▶ **Task**
Identify all lines of the data containing the string "foals" and copy them.

▶ **Dataset items**
>>>>
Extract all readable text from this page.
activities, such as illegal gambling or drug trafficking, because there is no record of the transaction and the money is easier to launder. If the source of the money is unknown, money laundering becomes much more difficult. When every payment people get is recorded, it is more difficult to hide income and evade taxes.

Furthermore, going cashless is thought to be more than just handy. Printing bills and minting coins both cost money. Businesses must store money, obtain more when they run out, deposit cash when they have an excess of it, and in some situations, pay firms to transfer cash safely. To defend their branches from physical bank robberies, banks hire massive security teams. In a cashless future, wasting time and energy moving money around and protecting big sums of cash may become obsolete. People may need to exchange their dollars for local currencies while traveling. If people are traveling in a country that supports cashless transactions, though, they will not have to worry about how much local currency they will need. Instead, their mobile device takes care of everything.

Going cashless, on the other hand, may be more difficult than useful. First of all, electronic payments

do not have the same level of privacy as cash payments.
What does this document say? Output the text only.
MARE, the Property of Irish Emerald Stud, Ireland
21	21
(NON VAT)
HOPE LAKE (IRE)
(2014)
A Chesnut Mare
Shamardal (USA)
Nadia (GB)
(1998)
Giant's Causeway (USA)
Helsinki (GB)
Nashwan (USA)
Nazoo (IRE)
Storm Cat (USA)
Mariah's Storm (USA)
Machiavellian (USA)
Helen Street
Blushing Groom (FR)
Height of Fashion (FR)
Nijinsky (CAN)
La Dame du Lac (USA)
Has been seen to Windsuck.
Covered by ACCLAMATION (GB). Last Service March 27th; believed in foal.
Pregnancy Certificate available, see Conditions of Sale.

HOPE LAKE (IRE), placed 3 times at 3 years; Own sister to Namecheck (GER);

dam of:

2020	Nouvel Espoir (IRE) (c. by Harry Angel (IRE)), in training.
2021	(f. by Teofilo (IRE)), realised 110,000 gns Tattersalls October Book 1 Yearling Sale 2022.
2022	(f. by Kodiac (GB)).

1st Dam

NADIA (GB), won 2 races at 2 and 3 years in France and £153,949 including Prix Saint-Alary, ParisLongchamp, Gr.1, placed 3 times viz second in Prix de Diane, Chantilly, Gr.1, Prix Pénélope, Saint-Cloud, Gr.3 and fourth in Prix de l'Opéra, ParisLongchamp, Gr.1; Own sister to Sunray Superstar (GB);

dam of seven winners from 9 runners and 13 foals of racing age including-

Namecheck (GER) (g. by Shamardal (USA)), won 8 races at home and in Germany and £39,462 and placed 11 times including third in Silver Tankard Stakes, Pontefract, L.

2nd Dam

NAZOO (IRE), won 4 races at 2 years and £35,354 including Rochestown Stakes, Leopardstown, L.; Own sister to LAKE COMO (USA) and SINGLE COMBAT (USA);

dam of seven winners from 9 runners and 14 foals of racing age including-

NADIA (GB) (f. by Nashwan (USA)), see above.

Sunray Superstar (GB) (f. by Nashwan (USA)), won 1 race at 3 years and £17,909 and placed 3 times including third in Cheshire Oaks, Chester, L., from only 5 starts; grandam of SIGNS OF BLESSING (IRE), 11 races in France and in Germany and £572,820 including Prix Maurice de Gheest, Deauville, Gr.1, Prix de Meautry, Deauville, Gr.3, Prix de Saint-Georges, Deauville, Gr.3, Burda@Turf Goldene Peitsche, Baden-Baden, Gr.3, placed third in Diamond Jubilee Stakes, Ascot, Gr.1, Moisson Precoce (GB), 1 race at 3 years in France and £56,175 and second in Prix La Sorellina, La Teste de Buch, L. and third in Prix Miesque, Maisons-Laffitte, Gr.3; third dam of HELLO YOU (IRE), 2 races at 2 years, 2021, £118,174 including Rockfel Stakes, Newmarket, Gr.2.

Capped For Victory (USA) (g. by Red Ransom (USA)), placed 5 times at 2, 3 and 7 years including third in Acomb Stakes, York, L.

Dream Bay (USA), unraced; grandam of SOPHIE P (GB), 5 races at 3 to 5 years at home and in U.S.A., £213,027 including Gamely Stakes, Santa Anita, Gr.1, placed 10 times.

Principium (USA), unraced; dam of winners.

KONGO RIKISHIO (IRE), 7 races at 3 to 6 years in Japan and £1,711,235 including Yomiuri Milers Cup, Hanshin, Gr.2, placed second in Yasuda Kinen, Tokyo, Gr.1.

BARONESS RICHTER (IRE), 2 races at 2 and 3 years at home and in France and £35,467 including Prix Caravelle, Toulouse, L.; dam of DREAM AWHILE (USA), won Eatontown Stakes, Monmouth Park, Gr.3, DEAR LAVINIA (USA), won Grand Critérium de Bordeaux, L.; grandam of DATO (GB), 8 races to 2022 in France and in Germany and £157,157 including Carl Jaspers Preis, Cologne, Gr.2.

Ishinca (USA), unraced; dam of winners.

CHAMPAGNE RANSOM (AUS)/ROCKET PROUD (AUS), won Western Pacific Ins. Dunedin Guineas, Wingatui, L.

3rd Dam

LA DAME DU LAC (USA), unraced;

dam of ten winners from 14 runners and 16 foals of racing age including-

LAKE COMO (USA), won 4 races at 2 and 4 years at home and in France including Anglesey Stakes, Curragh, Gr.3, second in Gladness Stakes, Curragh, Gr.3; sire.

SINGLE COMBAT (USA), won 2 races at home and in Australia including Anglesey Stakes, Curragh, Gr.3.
<<<<
▶ **Worked solution**
dam of seven winners from 9 runners and 13 foals of racing age including-
dam of seven winners from 9 runners and 14 foals of racing age including-
dam of ten winners from 14 runners and 16 foals of racing age including-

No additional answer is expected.